### DOCUMENT TEXT
_ _ _ _ _ _ _
It's not totally clear what he means by "not ready for prime time" but HATEOS
has been achieving what it was designed for for a long time - that is,
reducing the interdependence between client and server code.

It's also worth noting that using server-generated links everywhere eliminates
the need for an entire category of documentation, and makes debugging much
more pleasant and efficient (especially when the person debugging didn't write
either the client or the server code).

Honestly, if there's one feature that determines whether an API should be
described as RESTful or not, it's this. Think very carefully before building
an API that requires the client to know how to build URLs!

------
JamesSwift
This has been my goto reference for API design, and is what I send others when
discussing API design, for years now. Nice to see it pop up here.

------
ptman
RFC7807 for JSON errors instead of everyone inventing their own schema
[https://tools.ietf.org/html/rfc7807](https://tools.ietf.org/html/rfc7807)
_ _ _ _ _ _ _
### DATASET EXCERPTS
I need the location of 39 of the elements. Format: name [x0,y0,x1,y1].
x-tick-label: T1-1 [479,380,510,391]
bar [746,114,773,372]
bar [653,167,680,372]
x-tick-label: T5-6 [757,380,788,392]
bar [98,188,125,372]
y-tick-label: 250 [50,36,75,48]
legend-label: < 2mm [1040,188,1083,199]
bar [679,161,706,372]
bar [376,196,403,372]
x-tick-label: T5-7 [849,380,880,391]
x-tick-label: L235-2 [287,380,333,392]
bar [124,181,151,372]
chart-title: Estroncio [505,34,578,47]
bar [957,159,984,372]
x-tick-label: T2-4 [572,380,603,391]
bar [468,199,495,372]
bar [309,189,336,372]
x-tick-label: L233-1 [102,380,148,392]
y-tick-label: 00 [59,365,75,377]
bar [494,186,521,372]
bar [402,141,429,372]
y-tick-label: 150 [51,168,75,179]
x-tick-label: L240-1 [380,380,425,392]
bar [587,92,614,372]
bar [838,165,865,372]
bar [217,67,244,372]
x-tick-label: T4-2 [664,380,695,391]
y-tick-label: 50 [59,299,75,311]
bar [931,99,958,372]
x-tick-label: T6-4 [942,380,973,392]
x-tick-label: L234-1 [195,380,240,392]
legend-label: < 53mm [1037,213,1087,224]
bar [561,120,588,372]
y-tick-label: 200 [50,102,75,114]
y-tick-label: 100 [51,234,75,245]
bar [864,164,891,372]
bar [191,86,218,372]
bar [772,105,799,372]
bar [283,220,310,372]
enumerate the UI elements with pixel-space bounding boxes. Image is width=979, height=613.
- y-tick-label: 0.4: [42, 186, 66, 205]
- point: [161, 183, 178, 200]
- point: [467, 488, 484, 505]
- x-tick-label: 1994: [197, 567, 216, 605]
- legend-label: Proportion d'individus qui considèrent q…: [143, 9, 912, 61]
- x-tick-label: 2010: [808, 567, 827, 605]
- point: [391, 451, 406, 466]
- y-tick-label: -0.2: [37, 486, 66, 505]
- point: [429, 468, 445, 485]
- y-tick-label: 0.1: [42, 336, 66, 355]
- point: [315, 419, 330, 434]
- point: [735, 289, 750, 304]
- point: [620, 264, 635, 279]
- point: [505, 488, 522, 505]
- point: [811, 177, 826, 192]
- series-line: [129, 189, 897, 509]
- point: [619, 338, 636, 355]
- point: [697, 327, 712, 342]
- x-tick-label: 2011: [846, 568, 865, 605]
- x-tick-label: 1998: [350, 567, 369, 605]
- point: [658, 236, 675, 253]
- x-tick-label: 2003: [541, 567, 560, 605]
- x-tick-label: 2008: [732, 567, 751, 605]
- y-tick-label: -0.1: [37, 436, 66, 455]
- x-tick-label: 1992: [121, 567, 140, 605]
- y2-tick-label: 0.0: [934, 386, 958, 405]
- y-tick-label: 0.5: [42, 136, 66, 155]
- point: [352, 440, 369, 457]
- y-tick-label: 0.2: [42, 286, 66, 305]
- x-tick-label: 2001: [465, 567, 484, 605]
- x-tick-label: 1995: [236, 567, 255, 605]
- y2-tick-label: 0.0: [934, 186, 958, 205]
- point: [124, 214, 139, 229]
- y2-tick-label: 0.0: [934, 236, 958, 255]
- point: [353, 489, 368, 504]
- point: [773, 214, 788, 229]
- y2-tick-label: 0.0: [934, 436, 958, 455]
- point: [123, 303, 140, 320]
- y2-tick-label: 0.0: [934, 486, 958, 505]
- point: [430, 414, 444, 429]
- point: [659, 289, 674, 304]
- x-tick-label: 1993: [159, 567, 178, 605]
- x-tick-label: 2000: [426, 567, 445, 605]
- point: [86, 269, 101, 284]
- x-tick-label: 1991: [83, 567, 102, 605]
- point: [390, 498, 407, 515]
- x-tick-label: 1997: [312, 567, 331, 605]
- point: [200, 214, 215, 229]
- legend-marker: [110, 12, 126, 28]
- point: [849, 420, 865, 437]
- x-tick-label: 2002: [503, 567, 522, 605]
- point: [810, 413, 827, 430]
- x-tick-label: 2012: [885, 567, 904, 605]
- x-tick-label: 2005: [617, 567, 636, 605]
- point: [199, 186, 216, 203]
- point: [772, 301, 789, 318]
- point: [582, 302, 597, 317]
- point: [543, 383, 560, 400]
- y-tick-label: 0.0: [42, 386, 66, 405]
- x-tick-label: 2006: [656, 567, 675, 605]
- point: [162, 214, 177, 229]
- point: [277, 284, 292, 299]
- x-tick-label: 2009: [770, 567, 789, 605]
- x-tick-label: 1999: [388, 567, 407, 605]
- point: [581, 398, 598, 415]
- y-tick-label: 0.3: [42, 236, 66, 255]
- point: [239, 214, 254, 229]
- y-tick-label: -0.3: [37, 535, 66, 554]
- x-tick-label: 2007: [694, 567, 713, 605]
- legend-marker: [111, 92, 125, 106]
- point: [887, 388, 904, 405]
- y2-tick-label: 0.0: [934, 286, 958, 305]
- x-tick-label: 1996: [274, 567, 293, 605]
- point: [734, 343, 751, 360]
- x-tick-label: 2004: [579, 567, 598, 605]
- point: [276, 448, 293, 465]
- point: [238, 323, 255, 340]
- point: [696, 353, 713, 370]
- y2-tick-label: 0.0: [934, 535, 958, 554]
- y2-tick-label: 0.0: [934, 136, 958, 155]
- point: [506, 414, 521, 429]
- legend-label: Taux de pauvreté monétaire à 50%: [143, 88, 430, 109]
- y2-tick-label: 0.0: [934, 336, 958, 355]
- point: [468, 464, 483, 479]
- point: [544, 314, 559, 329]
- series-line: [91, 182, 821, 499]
_ _ _ _ _ _ _
### TASKS AND EXERCISES
1 - In the API design thread, what does the first comment say HATEOS has long been achieving?
2 - Extend the API design thread with the next part, starting after its final comment.
The data above is separate from the API design thread.

### TASK RESULTS
1 - Reducing the interdependence between client and server code.

2 -
------
jbjohns
This has nothing to do with REST (I realize it says RESTful but I wish that
term would die as RESTful has nothing to do with REST either). It seems to re-
invent OData as well.

I don’t know how it has gone so wrong with REST as it seems pretty easy to
understand: it’s how your browser has always worked. Your browser doesn’t know
_any_ URLs at all (yes I know about the search engines but that’s
configuration). What it knows are data types. It can be taught new data types
(e.g. PDF) but not new URLs because it doesn’t know any. So if you want a REST
API you need to be designing data contracts between client and server. URLs
are a server side implementation detail and completely irrelevant to the
discussion.

The advantage to this kind of architecture is that the server and clients can
develop in a more more decoupled manner. They need only agree on data types. A
new web site existing never requires rebuilding a browser. Only if a new kind
of data (e.g. HTML5) is to be supported.

But one thing to be considered, as with all architectural patterns, is if it
fits the domain you’re architecting. REST isn’t optimal for any possible
problem. Sometimes HTTP-RPC (what the article describes) is an easier fit. But
once you realize and accept this you no longer have to follow standards that
seem not to make sense for what you’re doing (e.g. HATEOAS which is done
automatically if you’re really doing REST, and seems so inefficient if you’re
not).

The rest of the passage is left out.